>> begin DATA EXCERPTS
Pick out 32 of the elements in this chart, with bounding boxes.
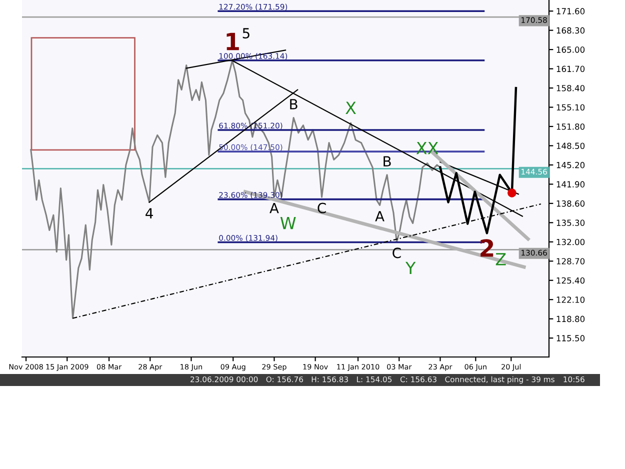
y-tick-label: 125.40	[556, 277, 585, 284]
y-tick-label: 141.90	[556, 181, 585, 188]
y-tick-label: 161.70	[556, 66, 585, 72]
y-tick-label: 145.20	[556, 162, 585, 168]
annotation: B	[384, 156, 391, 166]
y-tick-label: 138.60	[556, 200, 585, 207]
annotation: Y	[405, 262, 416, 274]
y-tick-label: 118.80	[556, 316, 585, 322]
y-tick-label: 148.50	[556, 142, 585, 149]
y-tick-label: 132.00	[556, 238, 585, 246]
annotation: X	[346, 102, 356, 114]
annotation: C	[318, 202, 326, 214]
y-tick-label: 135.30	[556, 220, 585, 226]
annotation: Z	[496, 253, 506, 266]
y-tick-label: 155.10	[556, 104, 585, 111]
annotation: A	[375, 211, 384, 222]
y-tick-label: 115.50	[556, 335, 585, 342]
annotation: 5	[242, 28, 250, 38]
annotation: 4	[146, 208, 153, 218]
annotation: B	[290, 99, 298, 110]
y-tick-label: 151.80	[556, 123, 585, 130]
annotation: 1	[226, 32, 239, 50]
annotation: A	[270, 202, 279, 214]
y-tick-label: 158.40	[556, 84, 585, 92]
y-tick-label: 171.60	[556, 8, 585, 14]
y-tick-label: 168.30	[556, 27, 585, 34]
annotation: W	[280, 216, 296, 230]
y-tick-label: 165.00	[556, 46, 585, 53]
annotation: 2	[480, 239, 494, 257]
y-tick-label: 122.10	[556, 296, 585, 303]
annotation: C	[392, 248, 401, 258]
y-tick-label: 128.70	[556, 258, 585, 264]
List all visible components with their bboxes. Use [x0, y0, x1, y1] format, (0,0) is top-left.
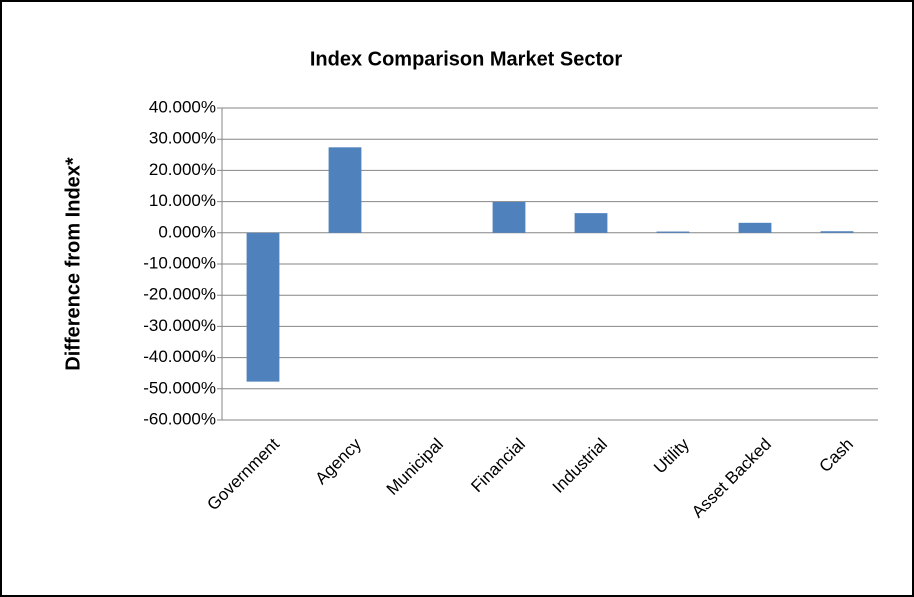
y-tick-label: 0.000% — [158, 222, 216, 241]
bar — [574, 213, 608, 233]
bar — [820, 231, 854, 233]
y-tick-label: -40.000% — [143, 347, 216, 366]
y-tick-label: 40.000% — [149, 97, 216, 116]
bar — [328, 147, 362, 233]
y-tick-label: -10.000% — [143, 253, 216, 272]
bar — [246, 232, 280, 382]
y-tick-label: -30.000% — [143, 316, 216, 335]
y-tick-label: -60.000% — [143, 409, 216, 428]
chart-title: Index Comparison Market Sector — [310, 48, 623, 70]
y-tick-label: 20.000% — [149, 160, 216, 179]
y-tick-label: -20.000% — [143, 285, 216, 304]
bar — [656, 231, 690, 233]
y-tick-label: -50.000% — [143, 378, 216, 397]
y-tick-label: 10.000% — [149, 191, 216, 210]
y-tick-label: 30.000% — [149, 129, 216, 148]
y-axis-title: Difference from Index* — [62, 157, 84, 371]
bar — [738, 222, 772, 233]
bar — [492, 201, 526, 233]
>> end DATA EXCERPTS
REQUEST >>
Return all of the records above line for line, keeping every character unchanged, but drop the picture lines.

EXPECTED OUTPUT >>
Pick out 32 of the elements in this chart, with bounding boxes.
y-tick-label: 125.40	[556, 277, 585, 284]
y-tick-label: 141.90	[556, 181, 585, 188]
y-tick-label: 161.70	[556, 66, 585, 72]
y-tick-label: 145.20	[556, 162, 585, 168]
annotation: B	[384, 156, 391, 166]
y-tick-label: 138.60	[556, 200, 585, 207]
annotation: Y	[405, 262, 416, 274]
y-tick-label: 118.80	[556, 316, 585, 322]
y-tick-label: 148.50	[556, 142, 585, 149]
y-tick-label: 132.00	[556, 238, 585, 246]
annotation: X	[346, 102, 356, 114]
annotation: C	[318, 202, 326, 214]
y-tick-label: 135.30	[556, 220, 585, 226]
annotation: Z	[496, 253, 506, 266]
y-tick-label: 155.10	[556, 104, 585, 111]
annotation: A	[375, 211, 384, 222]
y-tick-label: 115.50	[556, 335, 585, 342]
annotation: 5	[242, 28, 250, 38]
annotation: 4	[146, 208, 153, 218]
annotation: B	[290, 99, 298, 110]
y-tick-label: 151.80	[556, 123, 585, 130]
annotation: 1	[226, 32, 239, 50]
annotation: A	[270, 202, 279, 214]
y-tick-label: 158.40	[556, 84, 585, 92]
y-tick-label: 171.60	[556, 8, 585, 14]
y-tick-label: 168.30	[556, 27, 585, 34]
annotation: W	[280, 216, 296, 230]
y-tick-label: 165.00	[556, 46, 585, 53]
annotation: 2	[480, 239, 494, 257]
y-tick-label: 122.10	[556, 296, 585, 303]
annotation: C	[392, 248, 401, 258]
y-tick-label: 128.70	[556, 258, 585, 264]
List all visible components with their bboxes. Use [x0, y0, x1, y1] format, (0,0) is top-left.
y-tick-label: 0.000% — [158, 222, 216, 241]
bar — [574, 213, 608, 233]
bar — [820, 231, 854, 233]
y-tick-label: -40.000% — [143, 347, 216, 366]
y-tick-label: 40.000% — [149, 97, 216, 116]
bar — [328, 147, 362, 233]
y-tick-label: -10.000% — [143, 253, 216, 272]
bar — [246, 232, 280, 382]
y-tick-label: -30.000% — [143, 316, 216, 335]
y-tick-label: -60.000% — [143, 409, 216, 428]
chart-title: Index Comparison Market Sector — [310, 48, 623, 70]
y-tick-label: 20.000% — [149, 160, 216, 179]
y-tick-label: -20.000% — [143, 285, 216, 304]
bar — [656, 231, 690, 233]
y-tick-label: -50.000% — [143, 378, 216, 397]
y-tick-label: 10.000% — [149, 191, 216, 210]
y-tick-label: 30.000% — [149, 129, 216, 148]
y-axis-title: Difference from Index* — [62, 157, 84, 371]
bar — [738, 222, 772, 233]
bar — [492, 201, 526, 233]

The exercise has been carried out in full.